▶ Extracted records
━━━━━━━━━━
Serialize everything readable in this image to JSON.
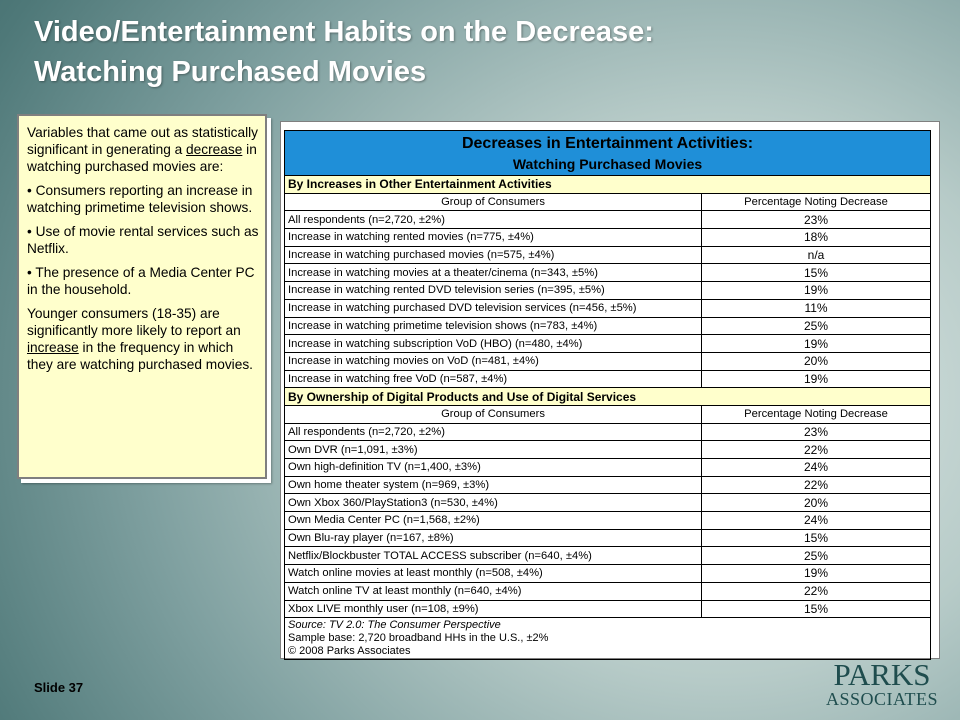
{
  "slide": {
    "title_line1": "Video/Entertainment Habits on the Decrease:",
    "title_line2": "Watching Purchased Movies",
    "slide_number": "Slide 37",
    "logo_line1": "PARKS",
    "logo_line2": "ASSOCIATES"
  },
  "note": {
    "intro_pre": "Variables that came out as statistically significant in generating a ",
    "intro_underlined": "decrease",
    "intro_post": " in watching purchased movies are:",
    "bullets": [
      "• Consumers reporting an increase in watching primetime television shows.",
      "• Use of movie rental services such as Netflix.",
      "• The presence of a Media Center PC in the household."
    ],
    "closing_pre": "Younger consumers (18-35) are significantly more likely to report an ",
    "closing_underlined": "increase",
    "closing_post": " in the frequency in which they are watching purchased movies."
  },
  "table": {
    "title_line1": "Decreases in Entertainment Activities:",
    "title_line2": "Watching Purchased Movies",
    "col_group": "Group of Consumers",
    "col_pct": "Percentage Noting Decrease",
    "sections": [
      {
        "heading": "By Increases in Other Entertainment Activities",
        "rows": [
          [
            "All respondents (n=2,720, ±2%)",
            "23%"
          ],
          [
            "Increase in watching rented movies (n=775, ±4%)",
            "18%"
          ],
          [
            "Increase in watching purchased movies (n=575, ±4%)",
            "n/a"
          ],
          [
            "Increase in watching movies at a theater/cinema (n=343, ±5%)",
            "15%"
          ],
          [
            "Increase in watching rented DVD television series (n=395, ±5%)",
            "19%"
          ],
          [
            "Increase in watching purchased DVD television services (n=456, ±5%)",
            "11%"
          ],
          [
            "Increase in watching primetime television shows (n=783, ±4%)",
            "25%"
          ],
          [
            "Increase in watching subscription VoD (HBO) (n=480, ±4%)",
            "19%"
          ],
          [
            "Increase in watching movies on VoD (n=481, ±4%)",
            "20%"
          ],
          [
            "Increase in watching free VoD (n=587, ±4%)",
            "19%"
          ]
        ]
      },
      {
        "heading": "By Ownership of Digital Products and Use of Digital Services",
        "rows": [
          [
            "All respondents (n=2,720, ±2%)",
            "23%"
          ],
          [
            "Own DVR (n=1,091, ±3%)",
            "22%"
          ],
          [
            "Own high-definition TV (n=1,400, ±3%)",
            "24%"
          ],
          [
            "Own home theater system (n=969, ±3%)",
            "22%"
          ],
          [
            "Own Xbox 360/PlayStation3 (n=530, ±4%)",
            "20%"
          ],
          [
            "Own Media Center PC (n=1,568, ±2%)",
            "24%"
          ],
          [
            "Own Blu-ray player (n=167, ±8%)",
            "15%"
          ],
          [
            "Netflix/Blockbuster TOTAL ACCESS subscriber (n=640, ±4%)",
            "25%"
          ],
          [
            "Watch online movies at least monthly (n=508, ±4%)",
            "19%"
          ],
          [
            "Watch online TV at least monthly (n=640, ±4%)",
            "22%"
          ],
          [
            "Xbox LIVE monthly user (n=108, ±9%)",
            "15%"
          ]
        ]
      }
    ],
    "source": "Source: TV 2.0: The Consumer Perspective",
    "sample": "Sample base: 2,720 broadband HHs in the U.S., ±2%",
    "copyright": "© 2008 Parks Associates"
  },
  "colors": {
    "table_header_bg": "#1f8fd8",
    "section_bg": "#ffffcc",
    "note_bg": "#ffffcc",
    "title_text": "#ffffff",
    "logo_text": "#1f4d4e"
  }
}
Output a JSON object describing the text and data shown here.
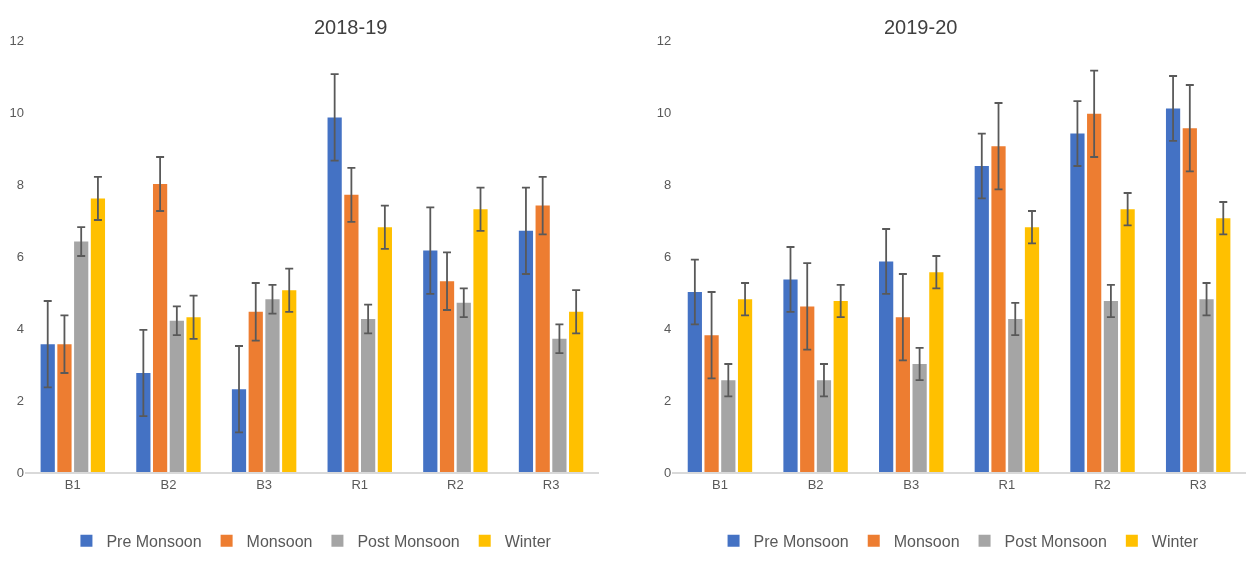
{
  "chart_data": [
    {
      "type": "bar",
      "title": "2018-19",
      "categories": [
        "B1",
        "B2",
        "B3",
        "R1",
        "R2",
        "R3"
      ],
      "ylim": [
        0,
        12
      ],
      "yticks": [
        0,
        2,
        4,
        6,
        8,
        10,
        12
      ],
      "grid": false,
      "legend": "bottom",
      "series": [
        {
          "name": "Pre Monsoon",
          "color": "#4472c4",
          "values": [
            3.55,
            2.75,
            2.3,
            9.85,
            6.15,
            6.7
          ],
          "errors": [
            1.2,
            1.2,
            1.2,
            1.2,
            1.2,
            1.2
          ]
        },
        {
          "name": "Monsoon",
          "color": "#ed7d31",
          "values": [
            3.55,
            8.0,
            4.45,
            7.7,
            5.3,
            7.4
          ],
          "errors": [
            0.8,
            0.75,
            0.8,
            0.75,
            0.8,
            0.8
          ]
        },
        {
          "name": "Post Monsoon",
          "color": "#a5a5a5",
          "values": [
            6.4,
            4.2,
            4.8,
            4.25,
            4.7,
            3.7
          ],
          "errors": [
            0.4,
            0.4,
            0.4,
            0.4,
            0.4,
            0.4
          ]
        },
        {
          "name": "Winter",
          "color": "#ffc000",
          "values": [
            7.6,
            4.3,
            5.05,
            6.8,
            7.3,
            4.45
          ],
          "errors": [
            0.6,
            0.6,
            0.6,
            0.6,
            0.6,
            0.6
          ]
        }
      ]
    },
    {
      "type": "bar",
      "title": "2019-20",
      "categories": [
        "B1",
        "B2",
        "B3",
        "R1",
        "R2",
        "R3"
      ],
      "ylim": [
        0,
        12
      ],
      "yticks": [
        0,
        2,
        4,
        6,
        8,
        10,
        12
      ],
      "grid": false,
      "legend": "bottom",
      "series": [
        {
          "name": "Pre Monsoon",
          "color": "#4472c4",
          "values": [
            5.0,
            5.35,
            5.85,
            8.5,
            9.4,
            10.1
          ],
          "errors": [
            0.9,
            0.9,
            0.9,
            0.9,
            0.9,
            0.9
          ]
        },
        {
          "name": "Monsoon",
          "color": "#ed7d31",
          "values": [
            3.8,
            4.6,
            4.3,
            9.05,
            9.95,
            9.55
          ],
          "errors": [
            1.2,
            1.2,
            1.2,
            1.2,
            1.2,
            1.2
          ]
        },
        {
          "name": "Post Monsoon",
          "color": "#a5a5a5",
          "values": [
            2.55,
            2.55,
            3.0,
            4.25,
            4.75,
            4.8
          ],
          "errors": [
            0.45,
            0.45,
            0.45,
            0.45,
            0.45,
            0.45
          ]
        },
        {
          "name": "Winter",
          "color": "#ffc000",
          "values": [
            4.8,
            4.75,
            5.55,
            6.8,
            7.3,
            7.05
          ],
          "errors": [
            0.45,
            0.45,
            0.45,
            0.45,
            0.45,
            0.45
          ]
        }
      ]
    }
  ]
}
━━━━━━━━━━
▶ EXERCISE BRIEF
Your copy should match the records word for word, with the pictures removed.

▶ OUTPUT
Serialize everything readable in this image to JSON.
{
  "slide": {
    "title_line1": "Video/Entertainment Habits on the Decrease:",
    "title_line2": "Watching Purchased Movies",
    "slide_number": "Slide 37",
    "logo_line1": "PARKS",
    "logo_line2": "ASSOCIATES"
  },
  "note": {
    "intro_pre": "Variables that came out as statistically significant in generating a ",
    "intro_underlined": "decrease",
    "intro_post": " in watching purchased movies are:",
    "bullets": [
      "• Consumers reporting an increase in watching primetime television shows.",
      "• Use of movie rental services such as Netflix.",
      "• The presence of a Media Center PC in the household."
    ],
    "closing_pre": "Younger consumers (18-35) are significantly more likely to report an ",
    "closing_underlined": "increase",
    "closing_post": " in the frequency in which they are watching purchased movies."
  },
  "table": {
    "title_line1": "Decreases in Entertainment Activities:",
    "title_line2": "Watching Purchased Movies",
    "col_group": "Group of Consumers",
    "col_pct": "Percentage Noting Decrease",
    "sections": [
      {
        "heading": "By Increases in Other Entertainment Activities",
        "rows": [
          [
            "All respondents (n=2,720, ±2%)",
            "23%"
          ],
          [
            "Increase in watching rented movies (n=775, ±4%)",
            "18%"
          ],
          [
            "Increase in watching purchased movies (n=575, ±4%)",
            "n/a"
          ],
          [
            "Increase in watching movies at a theater/cinema (n=343, ±5%)",
            "15%"
          ],
          [
            "Increase in watching rented DVD television series (n=395, ±5%)",
            "19%"
          ],
          [
            "Increase in watching purchased DVD television services (n=456, ±5%)",
            "11%"
          ],
          [
            "Increase in watching primetime television shows (n=783, ±4%)",
            "25%"
          ],
          [
            "Increase in watching subscription VoD (HBO) (n=480, ±4%)",
            "19%"
          ],
          [
            "Increase in watching movies on VoD (n=481, ±4%)",
            "20%"
          ],
          [
            "Increase in watching free VoD (n=587, ±4%)",
            "19%"
          ]
        ]
      },
      {
        "heading": "By Ownership of Digital Products and Use of Digital Services",
        "rows": [
          [
            "All respondents (n=2,720, ±2%)",
            "23%"
          ],
          [
            "Own DVR (n=1,091, ±3%)",
            "22%"
          ],
          [
            "Own high-definition TV (n=1,400, ±3%)",
            "24%"
          ],
          [
            "Own home theater system (n=969, ±3%)",
            "22%"
          ],
          [
            "Own Xbox 360/PlayStation3 (n=530, ±4%)",
            "20%"
          ],
          [
            "Own Media Center PC (n=1,568, ±2%)",
            "24%"
          ],
          [
            "Own Blu-ray player (n=167, ±8%)",
            "15%"
          ],
          [
            "Netflix/Blockbuster TOTAL ACCESS subscriber (n=640, ±4%)",
            "25%"
          ],
          [
            "Watch online movies at least monthly (n=508, ±4%)",
            "19%"
          ],
          [
            "Watch online TV at least monthly (n=640, ±4%)",
            "22%"
          ],
          [
            "Xbox LIVE monthly user (n=108, ±9%)",
            "15%"
          ]
        ]
      }
    ],
    "source": "Source: TV 2.0: The Consumer Perspective",
    "sample": "Sample base: 2,720 broadband HHs in the U.S., ±2%",
    "copyright": "© 2008 Parks Associates"
  },
  "colors": {
    "table_header_bg": "#1f8fd8",
    "section_bg": "#ffffcc",
    "note_bg": "#ffffcc",
    "title_text": "#ffffff",
    "logo_text": "#1f4d4e"
  }
}
Output a JSON object describing the text and data shown here.
{
  "chart_data": [
    {
      "type": "bar",
      "title": "2018-19",
      "categories": [
        "B1",
        "B2",
        "B3",
        "R1",
        "R2",
        "R3"
      ],
      "ylim": [
        0,
        12
      ],
      "yticks": [
        0,
        2,
        4,
        6,
        8,
        10,
        12
      ],
      "grid": false,
      "legend": "bottom",
      "series": [
        {
          "name": "Pre Monsoon",
          "color": "#4472c4",
          "values": [
            3.55,
            2.75,
            2.3,
            9.85,
            6.15,
            6.7
          ],
          "errors": [
            1.2,
            1.2,
            1.2,
            1.2,
            1.2,
            1.2
          ]
        },
        {
          "name": "Monsoon",
          "color": "#ed7d31",
          "values": [
            3.55,
            8.0,
            4.45,
            7.7,
            5.3,
            7.4
          ],
          "errors": [
            0.8,
            0.75,
            0.8,
            0.75,
            0.8,
            0.8
          ]
        },
        {
          "name": "Post Monsoon",
          "color": "#a5a5a5",
          "values": [
            6.4,
            4.2,
            4.8,
            4.25,
            4.7,
            3.7
          ],
          "errors": [
            0.4,
            0.4,
            0.4,
            0.4,
            0.4,
            0.4
          ]
        },
        {
          "name": "Winter",
          "color": "#ffc000",
          "values": [
            7.6,
            4.3,
            5.05,
            6.8,
            7.3,
            4.45
          ],
          "errors": [
            0.6,
            0.6,
            0.6,
            0.6,
            0.6,
            0.6
          ]
        }
      ]
    },
    {
      "type": "bar",
      "title": "2019-20",
      "categories": [
        "B1",
        "B2",
        "B3",
        "R1",
        "R2",
        "R3"
      ],
      "ylim": [
        0,
        12
      ],
      "yticks": [
        0,
        2,
        4,
        6,
        8,
        10,
        12
      ],
      "grid": false,
      "legend": "bottom",
      "series": [
        {
          "name": "Pre Monsoon",
          "color": "#4472c4",
          "values": [
            5.0,
            5.35,
            5.85,
            8.5,
            9.4,
            10.1
          ],
          "errors": [
            0.9,
            0.9,
            0.9,
            0.9,
            0.9,
            0.9
          ]
        },
        {
          "name": "Monsoon",
          "color": "#ed7d31",
          "values": [
            3.8,
            4.6,
            4.3,
            9.05,
            9.95,
            9.55
          ],
          "errors": [
            1.2,
            1.2,
            1.2,
            1.2,
            1.2,
            1.2
          ]
        },
        {
          "name": "Post Monsoon",
          "color": "#a5a5a5",
          "values": [
            2.55,
            2.55,
            3.0,
            4.25,
            4.75,
            4.8
          ],
          "errors": [
            0.45,
            0.45,
            0.45,
            0.45,
            0.45,
            0.45
          ]
        },
        {
          "name": "Winter",
          "color": "#ffc000",
          "values": [
            4.8,
            4.75,
            5.55,
            6.8,
            7.3,
            7.05
          ],
          "errors": [
            0.45,
            0.45,
            0.45,
            0.45,
            0.45,
            0.45
          ]
        }
      ]
    }
  ]
}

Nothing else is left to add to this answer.